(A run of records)
● ● ● ●
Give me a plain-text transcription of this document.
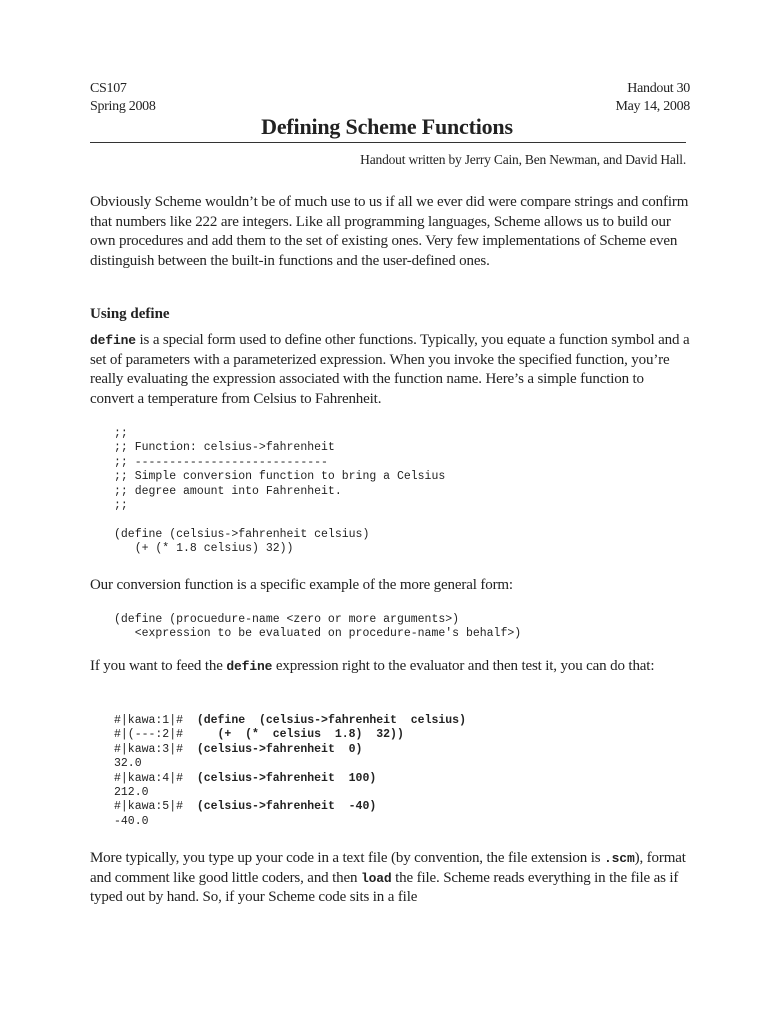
CS107
Spring 2008
Handout 30
May 14, 2008
Defining Scheme Functions
Handout written by Jerry Cain, Ben Newman, and David Hall.
Obviously Scheme wouldn’t be of much use to us if all we ever did were compare strings and confirm that numbers like 222 are integers. Like all programming languages, Scheme allows us to build our own procedures and add them to the set of existing ones. Very few implementations of Scheme even distinguish between the built-in functions and the user-defined ones.
Using define
define is a special form used to define other functions. Typically, you equate a function symbol and a set of parameters with a parameterized expression. When you invoke the specified function, you’re really evaluating the expression associated with the function name. Here’s a simple function to convert a temperature from Celsius to Fahrenheit.
;;
;; Function: celsius->fahrenheit
;; ----------------------------
;; Simple conversion function to bring a Celsius
;; degree amount into Fahrenheit.
;;

(define (celsius->fahrenheit celsius)
(+ (* 1.8 celsius) 32))
Our conversion function is a specific example of the more general form:
(define (procuedure-name <zero or more arguments>)
<expression to be evaluated on procedure-name's behalf>)
If you want to feed the define expression right to the evaluator and then test it, you can do that:
#|kawa:1|#  (define  (celsius->fahrenheit  celsius)
#|(---:2|#     (+  (*  celsius  1.8)  32))
#|kawa:3|#  (celsius->fahrenheit  0)
32.0
#|kawa:4|#  (celsius->fahrenheit  100)
212.0
#|kawa:5|#  (celsius->fahrenheit  -40)
-40.0
More typically, you type up your code in a text file (by convention, the file extension is .scm), format and comment like good little coders, and then load the file. Scheme reads everything in the file as if typed out by hand. So, if your Scheme code sits in a file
● ● ● ●
■ What this task involves:
Pick out and copy the lines of the material that include the word "kawa".

■ Solution for this problem:
#|kawa:1|#  (define  (celsius->fahrenheit  celsius)
#|kawa:3|#  (celsius->fahrenheit  0)
#|kawa:4|#  (celsius->fahrenheit  100)
#|kawa:5|#  (celsius->fahrenheit  -40)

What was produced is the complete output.